From the records below, pull each line that has "model".

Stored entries
----

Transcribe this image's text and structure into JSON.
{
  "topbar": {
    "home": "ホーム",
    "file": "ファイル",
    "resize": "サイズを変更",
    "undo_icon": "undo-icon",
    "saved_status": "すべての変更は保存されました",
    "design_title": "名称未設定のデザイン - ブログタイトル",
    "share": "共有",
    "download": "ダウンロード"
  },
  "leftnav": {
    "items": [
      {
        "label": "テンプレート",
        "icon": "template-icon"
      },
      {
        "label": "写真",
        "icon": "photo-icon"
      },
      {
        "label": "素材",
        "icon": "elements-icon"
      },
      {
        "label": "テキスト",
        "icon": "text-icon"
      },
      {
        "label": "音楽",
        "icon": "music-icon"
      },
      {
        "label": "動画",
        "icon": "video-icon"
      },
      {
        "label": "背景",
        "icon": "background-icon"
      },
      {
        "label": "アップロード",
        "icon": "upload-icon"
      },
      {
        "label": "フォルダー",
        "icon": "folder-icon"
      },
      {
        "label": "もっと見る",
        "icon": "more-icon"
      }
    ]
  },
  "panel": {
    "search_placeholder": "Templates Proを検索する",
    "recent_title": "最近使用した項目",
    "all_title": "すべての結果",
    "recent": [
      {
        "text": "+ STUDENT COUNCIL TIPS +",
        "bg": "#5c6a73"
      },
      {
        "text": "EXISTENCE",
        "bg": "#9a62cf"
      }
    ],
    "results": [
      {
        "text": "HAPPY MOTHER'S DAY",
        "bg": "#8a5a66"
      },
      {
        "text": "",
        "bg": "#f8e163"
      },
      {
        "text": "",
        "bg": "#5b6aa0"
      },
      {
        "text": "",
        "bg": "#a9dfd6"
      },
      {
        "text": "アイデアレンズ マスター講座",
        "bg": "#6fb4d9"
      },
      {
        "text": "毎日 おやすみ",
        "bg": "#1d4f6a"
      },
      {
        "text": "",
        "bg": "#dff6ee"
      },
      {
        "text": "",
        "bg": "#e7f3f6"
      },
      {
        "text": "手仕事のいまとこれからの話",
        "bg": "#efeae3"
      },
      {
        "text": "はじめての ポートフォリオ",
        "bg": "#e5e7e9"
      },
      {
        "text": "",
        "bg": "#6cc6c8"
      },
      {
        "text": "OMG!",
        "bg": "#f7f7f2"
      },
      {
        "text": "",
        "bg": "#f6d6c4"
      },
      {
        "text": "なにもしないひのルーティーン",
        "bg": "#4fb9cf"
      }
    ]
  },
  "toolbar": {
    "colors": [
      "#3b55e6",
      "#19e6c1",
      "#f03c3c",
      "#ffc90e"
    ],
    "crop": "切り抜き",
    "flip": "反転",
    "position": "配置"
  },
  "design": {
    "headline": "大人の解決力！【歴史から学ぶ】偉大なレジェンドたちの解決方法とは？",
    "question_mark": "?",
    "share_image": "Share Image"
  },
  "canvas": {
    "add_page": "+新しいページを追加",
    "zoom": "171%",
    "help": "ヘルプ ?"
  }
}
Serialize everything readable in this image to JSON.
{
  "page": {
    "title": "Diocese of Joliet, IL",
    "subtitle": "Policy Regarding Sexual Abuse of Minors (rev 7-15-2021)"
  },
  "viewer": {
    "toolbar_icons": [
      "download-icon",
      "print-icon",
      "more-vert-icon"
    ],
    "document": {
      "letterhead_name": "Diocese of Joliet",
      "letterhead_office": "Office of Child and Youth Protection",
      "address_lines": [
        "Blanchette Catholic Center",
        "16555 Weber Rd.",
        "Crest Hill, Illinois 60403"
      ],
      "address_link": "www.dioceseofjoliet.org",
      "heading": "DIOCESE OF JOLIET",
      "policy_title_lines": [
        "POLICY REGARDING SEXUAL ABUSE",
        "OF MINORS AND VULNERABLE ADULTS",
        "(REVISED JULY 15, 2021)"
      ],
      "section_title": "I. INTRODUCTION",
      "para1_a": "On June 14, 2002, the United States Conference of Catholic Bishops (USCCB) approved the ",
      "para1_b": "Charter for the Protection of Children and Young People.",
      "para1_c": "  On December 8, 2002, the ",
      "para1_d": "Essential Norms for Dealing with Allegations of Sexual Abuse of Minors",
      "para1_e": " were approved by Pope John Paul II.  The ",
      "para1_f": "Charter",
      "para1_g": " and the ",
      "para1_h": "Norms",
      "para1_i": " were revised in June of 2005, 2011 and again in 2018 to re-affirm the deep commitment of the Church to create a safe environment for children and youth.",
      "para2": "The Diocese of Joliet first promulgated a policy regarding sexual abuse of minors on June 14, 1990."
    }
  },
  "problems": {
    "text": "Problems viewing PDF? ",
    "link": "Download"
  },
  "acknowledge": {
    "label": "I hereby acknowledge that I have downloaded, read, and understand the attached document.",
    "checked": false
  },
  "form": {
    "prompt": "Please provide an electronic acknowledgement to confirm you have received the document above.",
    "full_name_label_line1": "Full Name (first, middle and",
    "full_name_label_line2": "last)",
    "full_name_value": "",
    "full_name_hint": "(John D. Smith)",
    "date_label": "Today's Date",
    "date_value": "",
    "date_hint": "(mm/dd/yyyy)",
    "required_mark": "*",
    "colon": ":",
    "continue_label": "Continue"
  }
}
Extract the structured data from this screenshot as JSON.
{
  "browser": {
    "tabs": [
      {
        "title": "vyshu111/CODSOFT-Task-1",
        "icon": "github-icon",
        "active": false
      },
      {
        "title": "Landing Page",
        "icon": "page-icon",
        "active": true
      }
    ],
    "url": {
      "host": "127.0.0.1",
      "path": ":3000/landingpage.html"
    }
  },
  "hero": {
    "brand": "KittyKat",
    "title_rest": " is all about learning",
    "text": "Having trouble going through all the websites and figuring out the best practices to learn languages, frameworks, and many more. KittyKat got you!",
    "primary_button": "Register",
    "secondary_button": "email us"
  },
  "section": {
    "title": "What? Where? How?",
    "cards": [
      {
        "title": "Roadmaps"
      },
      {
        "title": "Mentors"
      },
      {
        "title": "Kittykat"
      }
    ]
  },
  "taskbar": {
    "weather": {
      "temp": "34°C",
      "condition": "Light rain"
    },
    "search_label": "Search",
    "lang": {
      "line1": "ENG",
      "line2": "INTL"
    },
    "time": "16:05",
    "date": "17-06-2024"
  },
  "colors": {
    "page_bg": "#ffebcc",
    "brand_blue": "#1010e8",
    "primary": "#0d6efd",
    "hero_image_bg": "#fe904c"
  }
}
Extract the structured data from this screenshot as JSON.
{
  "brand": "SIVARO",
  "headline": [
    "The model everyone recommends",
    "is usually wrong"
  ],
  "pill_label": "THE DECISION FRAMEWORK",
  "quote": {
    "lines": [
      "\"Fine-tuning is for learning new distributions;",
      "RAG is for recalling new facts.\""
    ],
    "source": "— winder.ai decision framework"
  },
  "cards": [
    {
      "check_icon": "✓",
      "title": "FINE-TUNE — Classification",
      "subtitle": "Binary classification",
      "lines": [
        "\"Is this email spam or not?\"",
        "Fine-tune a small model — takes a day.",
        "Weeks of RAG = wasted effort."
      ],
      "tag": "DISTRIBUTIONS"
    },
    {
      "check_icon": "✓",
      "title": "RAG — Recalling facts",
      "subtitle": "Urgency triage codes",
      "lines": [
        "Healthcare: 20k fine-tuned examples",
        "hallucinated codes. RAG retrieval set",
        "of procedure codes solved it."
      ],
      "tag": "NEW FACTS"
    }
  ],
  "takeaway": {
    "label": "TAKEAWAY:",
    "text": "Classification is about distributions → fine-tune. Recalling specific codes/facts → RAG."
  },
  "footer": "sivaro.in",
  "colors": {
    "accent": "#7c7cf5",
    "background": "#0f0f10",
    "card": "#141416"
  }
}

----

> _Written response_:
    "The model everyone recommends",
        "Fine-tune a small model — takes a day.",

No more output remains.